▸ Work to complete
Copy each line in the data that includes the word "JSON".

▸ Listed entries

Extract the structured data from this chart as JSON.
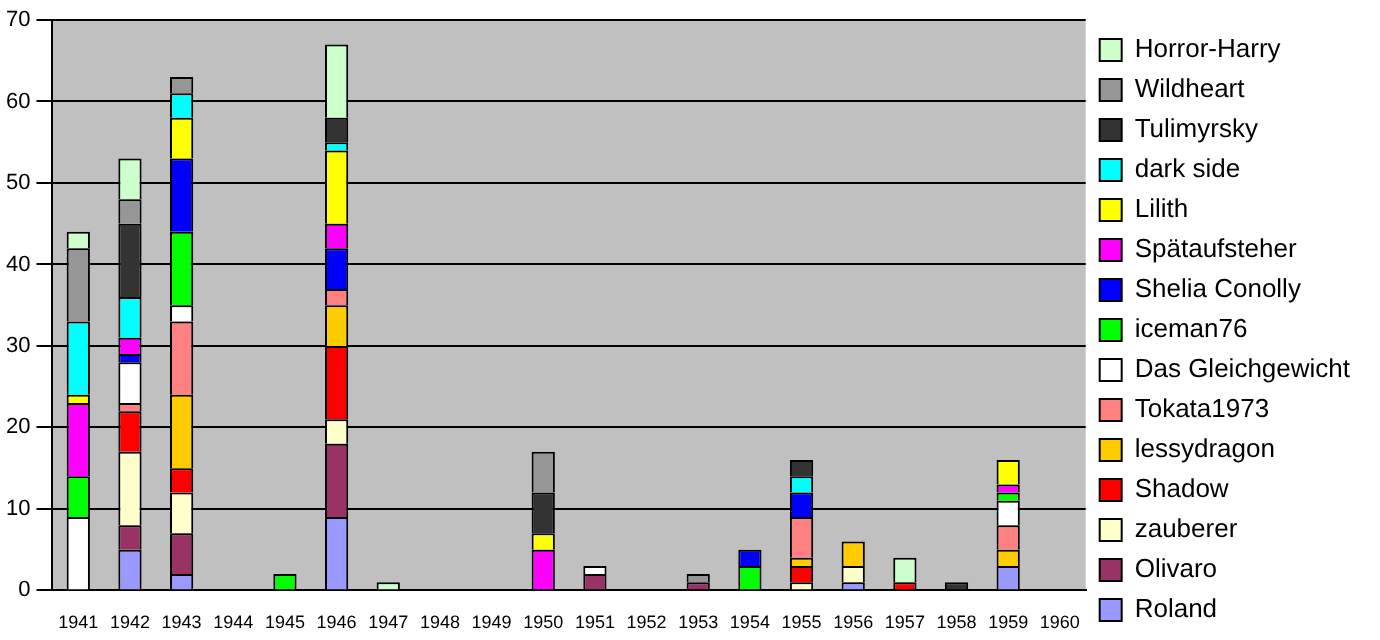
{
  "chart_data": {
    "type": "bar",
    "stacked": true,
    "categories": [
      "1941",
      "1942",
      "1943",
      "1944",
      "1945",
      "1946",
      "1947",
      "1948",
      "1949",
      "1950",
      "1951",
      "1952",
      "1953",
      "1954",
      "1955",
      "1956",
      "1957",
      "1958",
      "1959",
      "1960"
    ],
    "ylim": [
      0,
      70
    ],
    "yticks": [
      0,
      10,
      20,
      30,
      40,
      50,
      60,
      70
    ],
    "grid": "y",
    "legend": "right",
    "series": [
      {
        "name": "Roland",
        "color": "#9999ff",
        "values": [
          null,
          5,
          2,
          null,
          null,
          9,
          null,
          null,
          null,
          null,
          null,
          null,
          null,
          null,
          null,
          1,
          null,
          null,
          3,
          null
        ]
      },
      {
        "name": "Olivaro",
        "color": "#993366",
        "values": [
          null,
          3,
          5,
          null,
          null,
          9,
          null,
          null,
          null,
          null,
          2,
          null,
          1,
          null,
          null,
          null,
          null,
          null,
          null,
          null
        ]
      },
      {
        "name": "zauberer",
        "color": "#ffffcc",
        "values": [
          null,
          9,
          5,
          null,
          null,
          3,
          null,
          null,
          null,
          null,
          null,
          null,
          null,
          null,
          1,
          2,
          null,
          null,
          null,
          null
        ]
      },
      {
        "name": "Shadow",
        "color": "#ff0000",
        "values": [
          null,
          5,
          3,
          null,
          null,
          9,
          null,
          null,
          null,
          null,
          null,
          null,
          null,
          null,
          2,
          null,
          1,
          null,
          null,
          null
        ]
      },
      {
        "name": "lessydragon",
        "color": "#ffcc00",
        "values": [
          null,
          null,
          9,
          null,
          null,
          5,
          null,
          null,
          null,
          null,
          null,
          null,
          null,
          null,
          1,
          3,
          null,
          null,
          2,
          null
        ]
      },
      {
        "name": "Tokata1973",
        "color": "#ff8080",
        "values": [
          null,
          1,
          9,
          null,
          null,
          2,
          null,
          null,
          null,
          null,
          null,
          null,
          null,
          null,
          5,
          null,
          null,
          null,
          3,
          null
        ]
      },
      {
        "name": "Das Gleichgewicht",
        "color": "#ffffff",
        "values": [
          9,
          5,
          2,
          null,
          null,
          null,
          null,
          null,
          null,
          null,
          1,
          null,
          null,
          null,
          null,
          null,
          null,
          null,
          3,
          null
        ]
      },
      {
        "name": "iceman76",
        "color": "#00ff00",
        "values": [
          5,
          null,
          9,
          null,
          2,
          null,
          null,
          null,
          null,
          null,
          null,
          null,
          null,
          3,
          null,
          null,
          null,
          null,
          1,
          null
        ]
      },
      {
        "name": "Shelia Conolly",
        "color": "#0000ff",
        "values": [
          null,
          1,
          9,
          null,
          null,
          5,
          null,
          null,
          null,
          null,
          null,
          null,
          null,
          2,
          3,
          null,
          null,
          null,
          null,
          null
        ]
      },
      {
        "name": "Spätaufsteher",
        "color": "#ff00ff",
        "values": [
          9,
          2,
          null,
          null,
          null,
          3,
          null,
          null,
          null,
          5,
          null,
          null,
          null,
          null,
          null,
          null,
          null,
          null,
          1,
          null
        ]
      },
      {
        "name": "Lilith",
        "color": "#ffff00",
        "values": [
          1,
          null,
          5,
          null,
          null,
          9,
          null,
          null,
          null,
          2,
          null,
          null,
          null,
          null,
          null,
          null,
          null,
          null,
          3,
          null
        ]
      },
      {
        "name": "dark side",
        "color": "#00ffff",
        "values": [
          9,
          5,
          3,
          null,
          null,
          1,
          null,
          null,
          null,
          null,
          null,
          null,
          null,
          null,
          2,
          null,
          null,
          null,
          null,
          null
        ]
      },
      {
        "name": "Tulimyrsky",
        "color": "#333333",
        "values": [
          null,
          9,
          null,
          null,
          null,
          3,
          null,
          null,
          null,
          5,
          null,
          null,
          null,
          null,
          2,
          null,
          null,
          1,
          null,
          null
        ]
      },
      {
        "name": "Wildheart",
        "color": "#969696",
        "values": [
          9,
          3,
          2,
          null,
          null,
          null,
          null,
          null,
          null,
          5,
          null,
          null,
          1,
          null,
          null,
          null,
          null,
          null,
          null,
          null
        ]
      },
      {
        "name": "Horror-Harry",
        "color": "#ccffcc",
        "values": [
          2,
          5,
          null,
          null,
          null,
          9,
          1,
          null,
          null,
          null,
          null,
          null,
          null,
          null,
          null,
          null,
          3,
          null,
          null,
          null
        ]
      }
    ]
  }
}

* * *

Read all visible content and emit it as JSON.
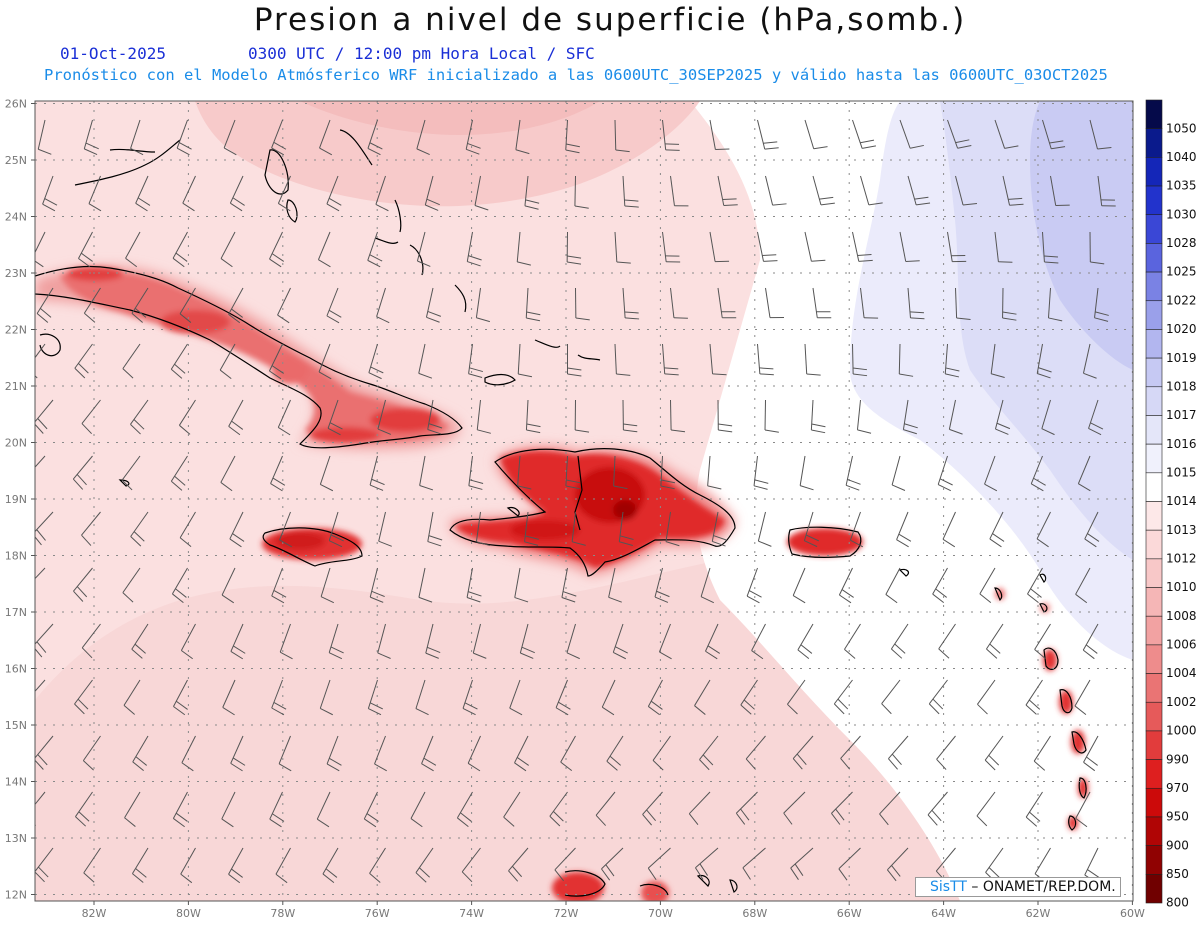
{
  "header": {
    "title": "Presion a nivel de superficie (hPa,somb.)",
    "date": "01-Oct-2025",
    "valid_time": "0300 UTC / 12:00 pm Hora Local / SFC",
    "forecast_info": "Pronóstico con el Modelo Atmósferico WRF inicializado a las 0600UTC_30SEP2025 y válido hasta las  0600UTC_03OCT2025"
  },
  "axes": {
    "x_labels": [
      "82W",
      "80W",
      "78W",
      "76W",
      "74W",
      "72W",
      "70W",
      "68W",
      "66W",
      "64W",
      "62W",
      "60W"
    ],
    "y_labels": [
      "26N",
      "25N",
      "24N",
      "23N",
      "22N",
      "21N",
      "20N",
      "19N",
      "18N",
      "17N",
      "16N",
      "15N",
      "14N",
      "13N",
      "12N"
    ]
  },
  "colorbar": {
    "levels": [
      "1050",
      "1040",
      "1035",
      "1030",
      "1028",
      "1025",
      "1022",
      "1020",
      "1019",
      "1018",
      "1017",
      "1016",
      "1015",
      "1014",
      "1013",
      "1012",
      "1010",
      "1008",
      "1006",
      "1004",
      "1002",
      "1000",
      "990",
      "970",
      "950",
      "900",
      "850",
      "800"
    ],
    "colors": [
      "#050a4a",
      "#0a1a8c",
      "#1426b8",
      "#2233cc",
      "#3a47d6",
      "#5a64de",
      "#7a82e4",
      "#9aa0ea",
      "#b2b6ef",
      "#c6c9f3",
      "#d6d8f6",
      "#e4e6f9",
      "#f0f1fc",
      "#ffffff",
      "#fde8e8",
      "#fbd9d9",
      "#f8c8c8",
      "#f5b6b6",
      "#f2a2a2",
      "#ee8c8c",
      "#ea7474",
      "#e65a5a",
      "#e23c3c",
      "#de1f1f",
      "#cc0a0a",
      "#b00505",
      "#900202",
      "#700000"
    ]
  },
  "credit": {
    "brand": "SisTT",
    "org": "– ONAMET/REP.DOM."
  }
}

▸ Exercise output
Extract the structured data from this chart as JSON.
Read all visible content and emit it as JSON.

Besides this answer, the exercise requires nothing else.